PASSAGE SHOWN:

  2. Anita R (via Facebook)
    July 1, 2018 / 12:26 pm

    If you can handle a trip to your local MUP, you can handle anything 😂

  3. Lidija H (via Facebook)
    July 1, 2018 / 12:27 pm

    Well written Adriana…I often tell myself what doesn’t kill me will make me stronger, you need thick skin to live here

  4. Nikolina M (via Facebook)
    July 1, 2018 / 12:27 pm

    Spot on as usual, Kuma!

  5. Jelena K (via Facebook)
    July 1, 2018 / 12:28 pm

    Great post Adriana ! Love the honesty xx

  6. Mate P (via Facebook)
    July 1, 2018 / 12:28 pm

    Kad krenemo, gorit će nebo i zemlja.

  7. Jozo J (via Facebook)
    July 1, 2018 / 12:29 pm

    Effin fantastic piece, absolute truth lies in this sentence.. “If you want to see a better Croatia then help build a better Croatia!”
    As for my viewpoint, it’s softened a bit since then, you have to rough out the storms to enjoy that magical sunset akin to Ernest Hemingway’s description of the one in Zadar. Firmly a believer now that it’s persistence, what you make of it and ‘u se i u svoje kljuse’. It’s not perfect but it’s a little better the more of us return. And those numbers are rising every day.

  8. Lana (via Facebook)
    July 1, 2018 / 12:29 pm

    YAS! Haha so true. Especially the stupidity part for returning.

  9. Nik V (via Facebook)
    July 1, 2018 / 12:30 pm

    Great read adri, so transparent xx

  10. Branka C (via Facebook)
    July 1, 2018 / 12:31 pm

    Sending you lots of love ❤️❤️❤️❤️
    I’m so proud of you Adriana

  11. Sandra
    July 5, 2018 / 5:33 am

    A brutally honest post on life in Croatia, thank you for sharing Adriana.

  12. July 9, 2018 / 5:27 am

    I am disappointed that more family members and friends have not followed my lead and returned to Croatia. In addition to patriotic reasons, I returned because I refuse to be part of a country that is the result of genocide against indigenous peoples and in which the large-scale killing of native animals; logging of native forests and destruction of natural ecosystems continues to take place. At the purely personal level, I have experienced both successes and failures; social acceptance and rejection; both in Australia and in Croatia. I have made some bad occupational and investment decisions in both countries in response to pressure from my mother (for example, to sell out of the stockmarket after two bad years and buy a flat or house).

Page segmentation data
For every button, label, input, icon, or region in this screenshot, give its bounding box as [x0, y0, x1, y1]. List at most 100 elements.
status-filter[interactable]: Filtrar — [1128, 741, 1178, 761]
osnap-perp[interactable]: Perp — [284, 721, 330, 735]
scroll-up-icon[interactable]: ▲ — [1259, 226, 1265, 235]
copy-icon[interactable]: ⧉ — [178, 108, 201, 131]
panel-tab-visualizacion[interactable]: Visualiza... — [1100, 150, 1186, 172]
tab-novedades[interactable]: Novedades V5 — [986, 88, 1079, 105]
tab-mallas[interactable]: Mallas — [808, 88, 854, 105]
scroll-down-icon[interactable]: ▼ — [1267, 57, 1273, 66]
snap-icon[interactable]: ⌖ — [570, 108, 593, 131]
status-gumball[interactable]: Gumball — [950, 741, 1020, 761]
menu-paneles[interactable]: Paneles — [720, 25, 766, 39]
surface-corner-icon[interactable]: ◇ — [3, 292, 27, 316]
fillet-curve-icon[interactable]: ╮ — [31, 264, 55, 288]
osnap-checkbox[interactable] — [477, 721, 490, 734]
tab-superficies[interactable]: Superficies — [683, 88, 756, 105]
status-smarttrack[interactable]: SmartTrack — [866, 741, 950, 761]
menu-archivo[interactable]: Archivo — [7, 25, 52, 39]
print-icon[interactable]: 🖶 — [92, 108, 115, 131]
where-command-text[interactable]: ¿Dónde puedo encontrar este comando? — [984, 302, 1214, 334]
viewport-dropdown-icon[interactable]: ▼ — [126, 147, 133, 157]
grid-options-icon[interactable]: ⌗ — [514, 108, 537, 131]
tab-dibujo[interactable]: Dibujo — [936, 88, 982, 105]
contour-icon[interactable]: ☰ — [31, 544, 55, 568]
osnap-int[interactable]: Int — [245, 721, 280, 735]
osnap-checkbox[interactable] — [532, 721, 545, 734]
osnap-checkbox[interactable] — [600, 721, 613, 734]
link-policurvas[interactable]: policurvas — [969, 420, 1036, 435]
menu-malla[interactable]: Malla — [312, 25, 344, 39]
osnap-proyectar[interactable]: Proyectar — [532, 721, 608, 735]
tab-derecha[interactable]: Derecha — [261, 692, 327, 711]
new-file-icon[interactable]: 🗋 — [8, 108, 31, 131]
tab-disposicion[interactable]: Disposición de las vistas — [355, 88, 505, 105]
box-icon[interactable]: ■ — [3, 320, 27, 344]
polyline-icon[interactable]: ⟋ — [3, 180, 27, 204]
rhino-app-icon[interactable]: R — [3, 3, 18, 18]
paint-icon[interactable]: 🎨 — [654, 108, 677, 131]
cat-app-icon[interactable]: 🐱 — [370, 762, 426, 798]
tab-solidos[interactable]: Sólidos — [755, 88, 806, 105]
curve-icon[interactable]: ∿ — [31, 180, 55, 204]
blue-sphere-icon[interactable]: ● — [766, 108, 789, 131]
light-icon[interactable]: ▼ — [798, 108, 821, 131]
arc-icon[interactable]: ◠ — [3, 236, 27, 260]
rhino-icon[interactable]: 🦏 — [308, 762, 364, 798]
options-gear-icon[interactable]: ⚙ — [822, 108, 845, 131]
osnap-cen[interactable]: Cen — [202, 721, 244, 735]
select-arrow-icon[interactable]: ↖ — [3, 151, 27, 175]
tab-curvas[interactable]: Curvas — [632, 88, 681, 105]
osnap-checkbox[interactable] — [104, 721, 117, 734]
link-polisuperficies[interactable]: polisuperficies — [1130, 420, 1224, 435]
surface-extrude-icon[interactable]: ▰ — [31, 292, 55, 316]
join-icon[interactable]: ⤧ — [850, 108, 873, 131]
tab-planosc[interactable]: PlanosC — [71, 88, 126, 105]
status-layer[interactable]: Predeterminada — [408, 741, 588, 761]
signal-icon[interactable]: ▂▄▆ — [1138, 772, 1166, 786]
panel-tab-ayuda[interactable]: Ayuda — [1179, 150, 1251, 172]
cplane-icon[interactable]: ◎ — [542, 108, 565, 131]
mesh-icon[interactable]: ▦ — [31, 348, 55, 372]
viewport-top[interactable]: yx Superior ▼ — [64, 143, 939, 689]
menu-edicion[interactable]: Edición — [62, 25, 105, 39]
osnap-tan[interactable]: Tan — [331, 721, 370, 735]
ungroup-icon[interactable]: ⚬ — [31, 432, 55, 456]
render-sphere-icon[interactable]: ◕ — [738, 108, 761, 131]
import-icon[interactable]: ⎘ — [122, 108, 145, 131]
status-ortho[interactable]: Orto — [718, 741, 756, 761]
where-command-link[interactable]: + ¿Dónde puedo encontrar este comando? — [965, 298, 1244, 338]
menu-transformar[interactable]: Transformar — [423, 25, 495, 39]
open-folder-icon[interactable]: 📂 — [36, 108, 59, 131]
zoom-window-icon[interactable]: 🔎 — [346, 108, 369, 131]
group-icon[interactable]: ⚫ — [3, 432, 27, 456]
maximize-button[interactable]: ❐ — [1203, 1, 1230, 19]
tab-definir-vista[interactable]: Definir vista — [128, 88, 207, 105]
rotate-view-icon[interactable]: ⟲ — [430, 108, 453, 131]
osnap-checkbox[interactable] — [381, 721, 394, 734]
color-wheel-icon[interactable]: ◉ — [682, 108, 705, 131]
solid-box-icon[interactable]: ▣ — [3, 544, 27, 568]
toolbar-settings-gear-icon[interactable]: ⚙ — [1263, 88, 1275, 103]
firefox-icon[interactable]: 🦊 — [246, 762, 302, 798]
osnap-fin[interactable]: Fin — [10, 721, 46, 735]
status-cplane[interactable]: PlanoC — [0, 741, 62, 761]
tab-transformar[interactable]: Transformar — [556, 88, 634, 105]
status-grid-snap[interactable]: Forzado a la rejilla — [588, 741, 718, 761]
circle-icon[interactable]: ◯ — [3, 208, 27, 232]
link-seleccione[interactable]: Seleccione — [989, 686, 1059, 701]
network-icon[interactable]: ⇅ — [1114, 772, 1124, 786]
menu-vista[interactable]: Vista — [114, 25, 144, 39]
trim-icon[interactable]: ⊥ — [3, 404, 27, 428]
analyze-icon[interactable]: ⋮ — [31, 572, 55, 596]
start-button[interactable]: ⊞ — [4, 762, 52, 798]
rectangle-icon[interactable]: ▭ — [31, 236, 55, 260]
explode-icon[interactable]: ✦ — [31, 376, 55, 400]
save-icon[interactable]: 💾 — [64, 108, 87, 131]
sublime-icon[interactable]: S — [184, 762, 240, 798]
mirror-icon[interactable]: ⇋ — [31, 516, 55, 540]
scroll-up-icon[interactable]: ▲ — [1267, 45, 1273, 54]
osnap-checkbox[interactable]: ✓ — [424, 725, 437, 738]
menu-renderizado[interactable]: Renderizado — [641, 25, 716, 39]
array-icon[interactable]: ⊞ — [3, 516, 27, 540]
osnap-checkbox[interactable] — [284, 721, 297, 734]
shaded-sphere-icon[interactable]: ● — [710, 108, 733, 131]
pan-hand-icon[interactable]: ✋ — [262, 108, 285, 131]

PROBLEMS TO SOLVE:
1. Answer these questions about the comment thread:
(a) Who posted the comment that quotes "If you want to see a better Croatia then help build a better Croatia!"?
(b) At what time on July 1, 2018 was Lidija H's comment posted?
(c) In the comment numbered 12, what did the writer's mother pressure the writer to do after two bad years in the stockmarket?
2. Reproduce the comment thread between "Great read adri, so" and "for sharing Adriana.", inclusive.
3. Write the next part of the comment thread about life in Croatia, picking up after its final sentence.

ANSWERS TO THE TASKS:
1.
(a) Jozo J
(b) 12:27 pm
(c) Sell out of the stockmarket and buy a flat or house

2.
Great read adri, so transparent xx

  10. Branka C (via Facebook)
    July 1, 2018 / 12:31 pm

    Sending you lots of love ❤️❤️❤️❤️
    I’m so proud of you Adriana

  11. Sandra
    July 5, 2018 / 5:33 am

    A brutally honest post on life in Croatia, thank you for sharing Adriana.

3.
  13. Mirjana Sajko
    July 10, 2018 / 7:27 am

    Great article! It should be part of the “Welcome to Croatia” package for anyone arriving here! Yes, those of us who move back are definitely the minority and the people here think we are crazy for moving here. We (ex-pats) do need to work together to make Croatia better and Croatia needs us for that! Our knowledge, experience, work ethic and LOVE of Croatia will make it happen!

  14. Jelena V.
    December 3, 2018 / 9:39 am

    “I’m more Croatian than them, they don’t even love their country as much as I do…” – Jozo
    I swear, some of the Australian and Canadian and American Diaspora are just beyond gross. What a disgusting thing to say to people born and raised in Croatia you are “more Croatian” than them. Yuck.
    Other than quoting that idiot, a very interesting read on the very real challenges of relocating to another country. Congratulations on finding your happiness there.

    • December 4, 2018 / 8:15 pm

      Hey Jelena,
      Thanks for your comment 🙂
      While I understand exactly where you’re coming from and agree, his comment isn’t in that context. What he was referring to were the self hating Croats who live here and hate on everything Croatia, trying to discourage your experience from being good or better than theirs.

  15. Jurgen
    April 24, 2019 / 9:12 am

    Hi there! Such a great write-up, thank you!

  16. Nadia
    April 26, 2019 / 6:08 am

    Great post Adriana! I moved to dalmatia from Canada about 5 years ago and you summed up all of my experiences in one blog post! The struggle is real, but I don’t regret moving here at all.

  17. April 26, 2019 / 6:49 am

    From a serial returnee, a veteran with over 20 years of medals and stripes on his sleave, you nailed it girl. I’m sure the biggest surprise or shock is how many people in diaspora have no clue how much better or substantial their lives would be in Croatia. Bewildering, but true.